### A block of data
--------------------------------------------------

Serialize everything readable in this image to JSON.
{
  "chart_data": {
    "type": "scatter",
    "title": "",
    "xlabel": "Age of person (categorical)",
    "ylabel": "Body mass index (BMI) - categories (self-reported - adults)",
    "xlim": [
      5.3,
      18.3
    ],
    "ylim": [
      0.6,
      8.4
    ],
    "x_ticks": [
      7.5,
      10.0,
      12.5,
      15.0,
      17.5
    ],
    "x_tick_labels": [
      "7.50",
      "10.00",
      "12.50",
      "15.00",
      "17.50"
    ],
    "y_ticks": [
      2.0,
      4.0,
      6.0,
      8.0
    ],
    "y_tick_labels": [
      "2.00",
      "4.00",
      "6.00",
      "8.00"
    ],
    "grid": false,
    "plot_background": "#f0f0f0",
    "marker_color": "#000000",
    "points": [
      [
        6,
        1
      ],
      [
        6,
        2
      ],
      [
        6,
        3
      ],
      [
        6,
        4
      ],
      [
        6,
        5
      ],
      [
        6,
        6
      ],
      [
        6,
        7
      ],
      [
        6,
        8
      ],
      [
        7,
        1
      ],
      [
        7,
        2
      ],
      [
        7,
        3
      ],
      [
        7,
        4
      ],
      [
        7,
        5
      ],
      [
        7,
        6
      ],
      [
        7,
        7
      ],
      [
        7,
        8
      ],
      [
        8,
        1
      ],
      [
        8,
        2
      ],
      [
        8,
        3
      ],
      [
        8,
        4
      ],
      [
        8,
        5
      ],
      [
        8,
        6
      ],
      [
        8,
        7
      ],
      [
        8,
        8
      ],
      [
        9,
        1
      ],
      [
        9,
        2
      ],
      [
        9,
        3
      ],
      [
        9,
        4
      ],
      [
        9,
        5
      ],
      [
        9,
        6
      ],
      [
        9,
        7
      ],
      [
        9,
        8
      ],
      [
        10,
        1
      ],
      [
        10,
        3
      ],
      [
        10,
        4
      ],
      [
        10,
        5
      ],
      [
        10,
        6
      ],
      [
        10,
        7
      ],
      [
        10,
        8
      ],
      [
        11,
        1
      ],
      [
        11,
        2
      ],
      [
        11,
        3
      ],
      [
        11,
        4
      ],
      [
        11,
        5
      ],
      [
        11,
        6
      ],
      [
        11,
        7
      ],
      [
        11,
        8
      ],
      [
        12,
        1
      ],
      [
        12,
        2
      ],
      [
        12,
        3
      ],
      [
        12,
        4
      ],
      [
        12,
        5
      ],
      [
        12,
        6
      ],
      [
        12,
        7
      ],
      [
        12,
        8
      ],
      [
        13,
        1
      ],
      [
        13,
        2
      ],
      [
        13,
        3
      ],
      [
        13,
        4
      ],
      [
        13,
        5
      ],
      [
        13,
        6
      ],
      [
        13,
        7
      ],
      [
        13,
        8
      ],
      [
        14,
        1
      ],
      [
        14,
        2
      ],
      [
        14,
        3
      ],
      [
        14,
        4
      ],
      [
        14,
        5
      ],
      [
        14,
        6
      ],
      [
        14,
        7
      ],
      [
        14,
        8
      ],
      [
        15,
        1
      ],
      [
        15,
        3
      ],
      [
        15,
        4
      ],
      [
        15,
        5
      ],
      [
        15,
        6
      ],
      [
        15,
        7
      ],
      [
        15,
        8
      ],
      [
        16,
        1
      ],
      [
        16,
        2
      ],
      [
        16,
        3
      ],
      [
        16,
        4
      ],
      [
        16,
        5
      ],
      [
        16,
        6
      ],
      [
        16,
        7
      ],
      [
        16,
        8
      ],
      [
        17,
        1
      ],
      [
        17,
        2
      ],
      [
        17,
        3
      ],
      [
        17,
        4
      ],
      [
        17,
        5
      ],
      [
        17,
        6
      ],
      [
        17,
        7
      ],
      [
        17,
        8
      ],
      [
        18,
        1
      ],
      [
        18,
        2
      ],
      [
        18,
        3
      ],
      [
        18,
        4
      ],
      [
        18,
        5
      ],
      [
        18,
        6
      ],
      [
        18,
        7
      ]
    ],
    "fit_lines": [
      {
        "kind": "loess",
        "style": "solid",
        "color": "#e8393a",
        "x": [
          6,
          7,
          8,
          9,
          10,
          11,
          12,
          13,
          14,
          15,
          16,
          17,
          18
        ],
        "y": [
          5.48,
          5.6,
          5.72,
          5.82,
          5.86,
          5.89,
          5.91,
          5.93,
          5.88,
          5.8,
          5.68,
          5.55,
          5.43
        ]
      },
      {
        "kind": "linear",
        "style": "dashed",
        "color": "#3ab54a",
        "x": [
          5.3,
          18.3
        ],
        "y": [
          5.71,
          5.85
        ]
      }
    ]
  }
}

--------------------------------------------------

### Exercise description
Would you give the material above again, complete and exact?

### Solution to the exercise
Serialize everything readable in this image to JSON.
{
  "chart_data": {
    "type": "scatter",
    "title": "",
    "xlabel": "Age of person (categorical)",
    "ylabel": "Body mass index (BMI) - categories (self-reported - adults)",
    "xlim": [
      5.3,
      18.3
    ],
    "ylim": [
      0.6,
      8.4
    ],
    "x_ticks": [
      7.5,
      10.0,
      12.5,
      15.0,
      17.5
    ],
    "x_tick_labels": [
      "7.50",
      "10.00",
      "12.50",
      "15.00",
      "17.50"
    ],
    "y_ticks": [
      2.0,
      4.0,
      6.0,
      8.0
    ],
    "y_tick_labels": [
      "2.00",
      "4.00",
      "6.00",
      "8.00"
    ],
    "grid": false,
    "plot_background": "#f0f0f0",
    "marker_color": "#000000",
    "points": [
      [
        6,
        1
      ],
      [
        6,
        2
      ],
      [
        6,
        3
      ],
      [
        6,
        4
      ],
      [
        6,
        5
      ],
      [
        6,
        6
      ],
      [
        6,
        7
      ],
      [
        6,
        8
      ],
      [
        7,
        1
      ],
      [
        7,
        2
      ],
      [
        7,
        3
      ],
      [
        7,
        4
      ],
      [
        7,
        5
      ],
      [
        7,
        6
      ],
      [
        7,
        7
      ],
      [
        7,
        8
      ],
      [
        8,
        1
      ],
      [
        8,
        2
      ],
      [
        8,
        3
      ],
      [
        8,
        4
      ],
      [
        8,
        5
      ],
      [
        8,
        6
      ],
      [
        8,
        7
      ],
      [
        8,
        8
      ],
      [
        9,
        1
      ],
      [
        9,
        2
      ],
      [
        9,
        3
      ],
      [
        9,
        4
      ],
      [
        9,
        5
      ],
      [
        9,
        6
      ],
      [
        9,
        7
      ],
      [
        9,
        8
      ],
      [
        10,
        1
      ],
      [
        10,
        3
      ],
      [
        10,
        4
      ],
      [
        10,
        5
      ],
      [
        10,
        6
      ],
      [
        10,
        7
      ],
      [
        10,
        8
      ],
      [
        11,
        1
      ],
      [
        11,
        2
      ],
      [
        11,
        3
      ],
      [
        11,
        4
      ],
      [
        11,
        5
      ],
      [
        11,
        6
      ],
      [
        11,
        7
      ],
      [
        11,
        8
      ],
      [
        12,
        1
      ],
      [
        12,
        2
      ],
      [
        12,
        3
      ],
      [
        12,
        4
      ],
      [
        12,
        5
      ],
      [
        12,
        6
      ],
      [
        12,
        7
      ],
      [
        12,
        8
      ],
      [
        13,
        1
      ],
      [
        13,
        2
      ],
      [
        13,
        3
      ],
      [
        13,
        4
      ],
      [
        13,
        5
      ],
      [
        13,
        6
      ],
      [
        13,
        7
      ],
      [
        13,
        8
      ],
      [
        14,
        1
      ],
      [
        14,
        2
      ],
      [
        14,
        3
      ],
      [
        14,
        4
      ],
      [
        14,
        5
      ],
      [
        14,
        6
      ],
      [
        14,
        7
      ],
      [
        14,
        8
      ],
      [
        15,
        1
      ],
      [
        15,
        3
      ],
      [
        15,
        4
      ],
      [
        15,
        5
      ],
      [
        15,
        6
      ],
      [
        15,
        7
      ],
      [
        15,
        8
      ],
      [
        16,
        1
      ],
      [
        16,
        2
      ],
      [
        16,
        3
      ],
      [
        16,
        4
      ],
      [
        16,
        5
      ],
      [
        16,
        6
      ],
      [
        16,
        7
      ],
      [
        16,
        8
      ],
      [
        17,
        1
      ],
      [
        17,
        2
      ],
      [
        17,
        3
      ],
      [
        17,
        4
      ],
      [
        17,
        5
      ],
      [
        17,
        6
      ],
      [
        17,
        7
      ],
      [
        17,
        8
      ],
      [
        18,
        1
      ],
      [
        18,
        2
      ],
      [
        18,
        3
      ],
      [
        18,
        4
      ],
      [
        18,
        5
      ],
      [
        18,
        6
      ],
      [
        18,
        7
      ]
    ],
    "fit_lines": [
      {
        "kind": "loess",
        "style": "solid",
        "color": "#e8393a",
        "x": [
          6,
          7,
          8,
          9,
          10,
          11,
          12,
          13,
          14,
          15,
          16,
          17,
          18
        ],
        "y": [
          5.48,
          5.6,
          5.72,
          5.82,
          5.86,
          5.89,
          5.91,
          5.93,
          5.88,
          5.8,
          5.68,
          5.55,
          5.43
        ]
      },
      {
        "kind": "linear",
        "style": "dashed",
        "color": "#3ab54a",
        "x": [
          5.3,
          18.3
        ],
        "y": [
          5.71,
          5.85
        ]
      }
    ]
  }
}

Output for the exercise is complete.